+++ ITEMS
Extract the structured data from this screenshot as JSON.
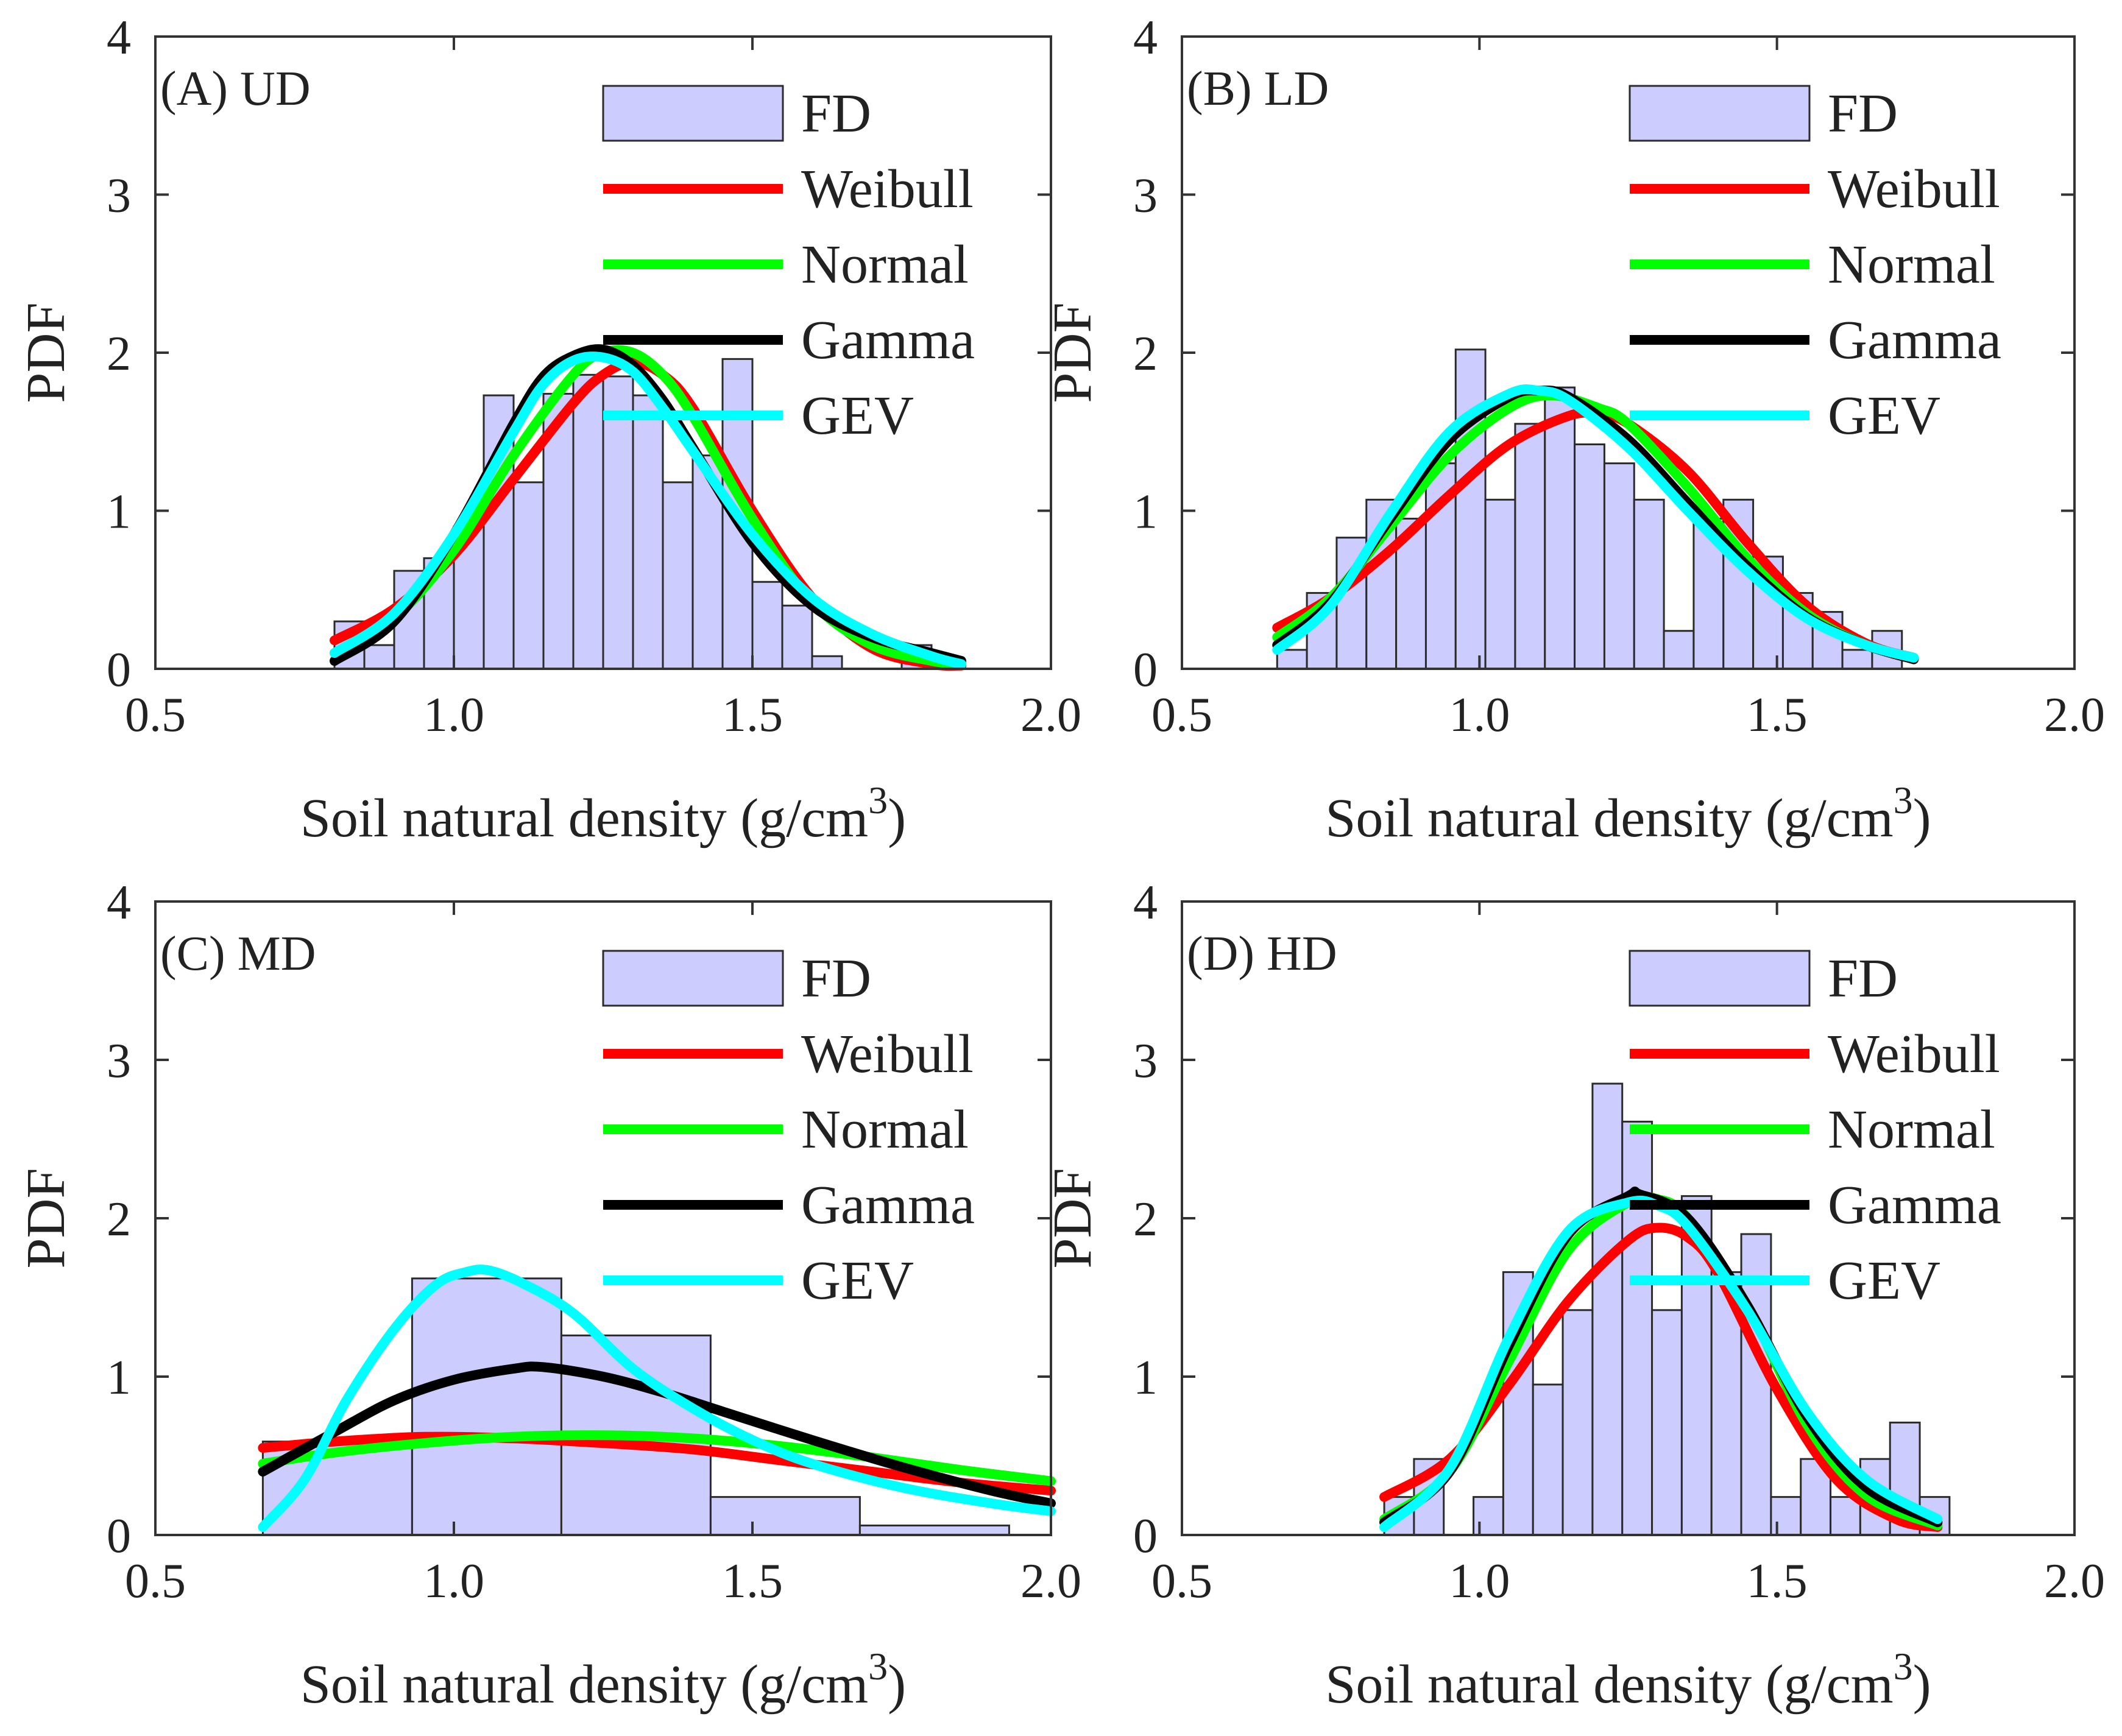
{
  "chart_data": [
    {
      "type": "bar",
      "panel": "A",
      "title": "(A) UD",
      "xlabel": "Soil natural density (g/cm",
      "xlabel_sup": "3",
      "xlabel_end": ")",
      "ylabel": "PDF",
      "xlim": [
        0.5,
        2.0
      ],
      "ylim": [
        0,
        4
      ],
      "xticks": [
        "0.5",
        "1.0",
        "1.5",
        "2.0"
      ],
      "yticks": [
        "0",
        "1",
        "2",
        "3",
        "4"
      ],
      "bin_edges": [
        0.8,
        0.85,
        0.9,
        0.95,
        1.0,
        1.05,
        1.1,
        1.15,
        1.2,
        1.25,
        1.3,
        1.35,
        1.4,
        1.45,
        1.5,
        1.55,
        1.6,
        1.65,
        1.7,
        1.75,
        1.8,
        1.85
      ],
      "values": [
        0.3,
        0.15,
        0.62,
        0.7,
        0.9,
        1.73,
        1.18,
        1.74,
        1.86,
        1.85,
        1.73,
        1.18,
        1.35,
        1.96,
        0.55,
        0.4,
        0.08,
        0.0,
        0.0,
        0.15,
        0.05
      ],
      "series": [
        {
          "name": "Weibull",
          "x": [
            0.8,
            0.9,
            1.0,
            1.1,
            1.2,
            1.25,
            1.3,
            1.35,
            1.4,
            1.5,
            1.6,
            1.7,
            1.8,
            1.85
          ],
          "values": [
            0.18,
            0.38,
            0.72,
            1.2,
            1.68,
            1.86,
            1.94,
            1.86,
            1.65,
            1.0,
            0.45,
            0.13,
            0.03,
            0.02
          ]
        },
        {
          "name": "Normal",
          "x": [
            0.8,
            0.9,
            1.0,
            1.1,
            1.2,
            1.25,
            1.3,
            1.35,
            1.4,
            1.5,
            1.6,
            1.7,
            1.8,
            1.85
          ],
          "values": [
            0.1,
            0.32,
            0.75,
            1.35,
            1.86,
            2.0,
            2.0,
            1.86,
            1.6,
            0.95,
            0.42,
            0.15,
            0.05,
            0.03
          ]
        },
        {
          "name": "Gamma",
          "x": [
            0.8,
            0.9,
            1.0,
            1.1,
            1.15,
            1.2,
            1.25,
            1.3,
            1.35,
            1.4,
            1.5,
            1.6,
            1.7,
            1.8,
            1.85
          ],
          "values": [
            0.05,
            0.3,
            0.85,
            1.55,
            1.85,
            1.98,
            2.02,
            1.92,
            1.7,
            1.4,
            0.8,
            0.4,
            0.2,
            0.1,
            0.05
          ]
        },
        {
          "name": "GEV",
          "x": [
            0.8,
            0.9,
            1.0,
            1.1,
            1.15,
            1.2,
            1.25,
            1.3,
            1.35,
            1.4,
            1.5,
            1.6,
            1.7,
            1.8,
            1.85
          ],
          "values": [
            0.1,
            0.35,
            0.85,
            1.5,
            1.8,
            1.95,
            1.97,
            1.88,
            1.65,
            1.38,
            0.85,
            0.45,
            0.22,
            0.08,
            0.03
          ]
        }
      ]
    },
    {
      "type": "bar",
      "panel": "B",
      "title": "(B) LD",
      "xlabel": "Soil natural density (g/cm",
      "xlabel_sup": "3",
      "xlabel_end": ")",
      "ylabel": "PDF",
      "xlim": [
        0.5,
        2.0
      ],
      "ylim": [
        0,
        4
      ],
      "xticks": [
        "0.5",
        "1.0",
        "1.5",
        "2.0"
      ],
      "yticks": [
        "0",
        "1",
        "2",
        "3",
        "4"
      ],
      "bin_edges": [
        0.66,
        0.71,
        0.76,
        0.81,
        0.86,
        0.91,
        0.96,
        1.01,
        1.06,
        1.11,
        1.16,
        1.21,
        1.26,
        1.31,
        1.36,
        1.41,
        1.46,
        1.51,
        1.56,
        1.61,
        1.66,
        1.71
      ],
      "values": [
        0.12,
        0.48,
        0.83,
        1.07,
        0.95,
        1.3,
        2.02,
        1.07,
        1.55,
        1.78,
        1.42,
        1.3,
        1.07,
        0.24,
        0.95,
        1.07,
        0.71,
        0.48,
        0.36,
        0.12,
        0.24
      ],
      "series": [
        {
          "name": "Weibull",
          "x": [
            0.66,
            0.75,
            0.85,
            0.95,
            1.05,
            1.15,
            1.2,
            1.25,
            1.35,
            1.45,
            1.55,
            1.65,
            1.73
          ],
          "values": [
            0.26,
            0.45,
            0.75,
            1.1,
            1.42,
            1.6,
            1.61,
            1.55,
            1.25,
            0.8,
            0.4,
            0.16,
            0.07
          ]
        },
        {
          "name": "Normal",
          "x": [
            0.66,
            0.75,
            0.85,
            0.95,
            1.05,
            1.12,
            1.2,
            1.25,
            1.35,
            1.45,
            1.55,
            1.65,
            1.73
          ],
          "values": [
            0.2,
            0.45,
            0.9,
            1.35,
            1.65,
            1.73,
            1.65,
            1.55,
            1.15,
            0.7,
            0.35,
            0.15,
            0.07
          ]
        },
        {
          "name": "Gamma",
          "x": [
            0.66,
            0.75,
            0.85,
            0.95,
            1.05,
            1.1,
            1.15,
            1.25,
            1.35,
            1.45,
            1.55,
            1.65,
            1.73
          ],
          "values": [
            0.15,
            0.42,
            0.95,
            1.45,
            1.72,
            1.76,
            1.72,
            1.45,
            1.05,
            0.65,
            0.33,
            0.15,
            0.06
          ]
        },
        {
          "name": "GEV",
          "x": [
            0.66,
            0.75,
            0.85,
            0.95,
            1.05,
            1.1,
            1.15,
            1.25,
            1.35,
            1.45,
            1.55,
            1.65,
            1.73
          ],
          "values": [
            0.12,
            0.4,
            0.98,
            1.5,
            1.74,
            1.76,
            1.7,
            1.4,
            1.0,
            0.62,
            0.32,
            0.15,
            0.07
          ]
        }
      ]
    },
    {
      "type": "bar",
      "panel": "C",
      "title": "(C) MD",
      "xlabel": "Soil natural density (g/cm",
      "xlabel_sup": "3",
      "xlabel_end": ")",
      "ylabel": "PDF",
      "xlim": [
        0.5,
        2.0
      ],
      "ylim": [
        0,
        4
      ],
      "xticks": [
        "0.5",
        "1.0",
        "1.5",
        "2.0"
      ],
      "yticks": [
        "0",
        "1",
        "2",
        "3",
        "4"
      ],
      "bin_edges": [
        0.68,
        0.93,
        1.18,
        1.43,
        1.68,
        1.93
      ],
      "values": [
        0.59,
        1.62,
        1.26,
        0.24,
        0.06
      ],
      "series": [
        {
          "name": "Weibull",
          "x": [
            0.68,
            0.8,
            0.95,
            1.1,
            1.25,
            1.4,
            1.55,
            1.7,
            1.85,
            2.0
          ],
          "values": [
            0.55,
            0.59,
            0.62,
            0.61,
            0.58,
            0.54,
            0.47,
            0.4,
            0.33,
            0.28
          ]
        },
        {
          "name": "Normal",
          "x": [
            0.68,
            0.8,
            0.95,
            1.1,
            1.25,
            1.4,
            1.55,
            1.7,
            1.85,
            2.0
          ],
          "values": [
            0.45,
            0.52,
            0.58,
            0.62,
            0.63,
            0.61,
            0.56,
            0.49,
            0.41,
            0.34
          ]
        },
        {
          "name": "Gamma",
          "x": [
            0.68,
            0.8,
            0.9,
            1.0,
            1.1,
            1.15,
            1.25,
            1.35,
            1.45,
            1.6,
            1.75,
            1.9,
            2.0
          ],
          "values": [
            0.4,
            0.65,
            0.85,
            0.98,
            1.05,
            1.06,
            1.0,
            0.9,
            0.78,
            0.6,
            0.43,
            0.28,
            0.2
          ]
        },
        {
          "name": "GEV",
          "x": [
            0.68,
            0.75,
            0.82,
            0.9,
            0.97,
            1.02,
            1.06,
            1.12,
            1.2,
            1.3,
            1.4,
            1.5,
            1.6,
            1.75,
            1.9,
            2.0
          ],
          "values": [
            0.05,
            0.35,
            0.85,
            1.3,
            1.58,
            1.66,
            1.67,
            1.58,
            1.4,
            1.05,
            0.8,
            0.6,
            0.45,
            0.3,
            0.2,
            0.15
          ]
        }
      ]
    },
    {
      "type": "bar",
      "panel": "D",
      "title": "(D) HD",
      "xlabel": "Soil natural density (g/cm",
      "xlabel_sup": "3",
      "xlabel_end": ")",
      "ylabel": "PDF",
      "xlim": [
        0.5,
        2.0
      ],
      "ylim": [
        0,
        4
      ],
      "xticks": [
        "0.5",
        "1.0",
        "1.5",
        "2.0"
      ],
      "yticks": [
        "0",
        "1",
        "2",
        "3",
        "4"
      ],
      "bin_edges": [
        0.84,
        0.89,
        0.94,
        0.99,
        1.04,
        1.09,
        1.14,
        1.19,
        1.24,
        1.29,
        1.34,
        1.39,
        1.44,
        1.49,
        1.54,
        1.59,
        1.64,
        1.69,
        1.74,
        1.79
      ],
      "values": [
        0.24,
        0.48,
        0.0,
        0.24,
        1.66,
        0.95,
        1.42,
        2.85,
        2.61,
        1.42,
        2.14,
        1.66,
        1.9,
        0.24,
        0.48,
        0.24,
        0.48,
        0.71,
        0.24
      ],
      "series": [
        {
          "name": "Weibull",
          "x": [
            0.84,
            0.95,
            1.05,
            1.15,
            1.25,
            1.3,
            1.35,
            1.4,
            1.5,
            1.6,
            1.7,
            1.77
          ],
          "values": [
            0.24,
            0.48,
            0.95,
            1.48,
            1.86,
            1.94,
            1.88,
            1.66,
            0.92,
            0.35,
            0.1,
            0.05
          ]
        },
        {
          "name": "Normal",
          "x": [
            0.84,
            0.95,
            1.05,
            1.15,
            1.25,
            1.3,
            1.35,
            1.45,
            1.55,
            1.65,
            1.77
          ],
          "values": [
            0.1,
            0.4,
            1.1,
            1.8,
            2.1,
            2.12,
            2.0,
            1.45,
            0.7,
            0.25,
            0.06
          ]
        },
        {
          "name": "Gamma",
          "x": [
            0.84,
            0.95,
            1.05,
            1.15,
            1.25,
            1.27,
            1.35,
            1.45,
            1.55,
            1.65,
            1.77
          ],
          "values": [
            0.08,
            0.4,
            1.2,
            1.9,
            2.14,
            2.15,
            2.0,
            1.45,
            0.75,
            0.3,
            0.08
          ]
        },
        {
          "name": "GEV",
          "x": [
            0.84,
            0.95,
            1.05,
            1.15,
            1.25,
            1.3,
            1.35,
            1.45,
            1.55,
            1.65,
            1.77
          ],
          "values": [
            0.05,
            0.42,
            1.25,
            1.92,
            2.1,
            2.08,
            1.95,
            1.42,
            0.78,
            0.35,
            0.1
          ]
        }
      ]
    }
  ],
  "legend": [
    {
      "label": "FD",
      "kind": "patch",
      "color": "#ccccff"
    },
    {
      "label": "Weibull",
      "kind": "line",
      "color": "#ff0000"
    },
    {
      "label": "Normal",
      "kind": "line",
      "color": "#00ff00"
    },
    {
      "label": "Gamma",
      "kind": "line",
      "color": "#000000"
    },
    {
      "label": "GEV",
      "kind": "line",
      "color": "#00ffff"
    }
  ]
}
++++++
Gather every line from the entries above where the word "color" appears, and copy them.

      "color": "#ccccff"
      "color": "#ff0000"
      "color": "#00ff00"
      "color": "#000000"
      "color": "#00ffff"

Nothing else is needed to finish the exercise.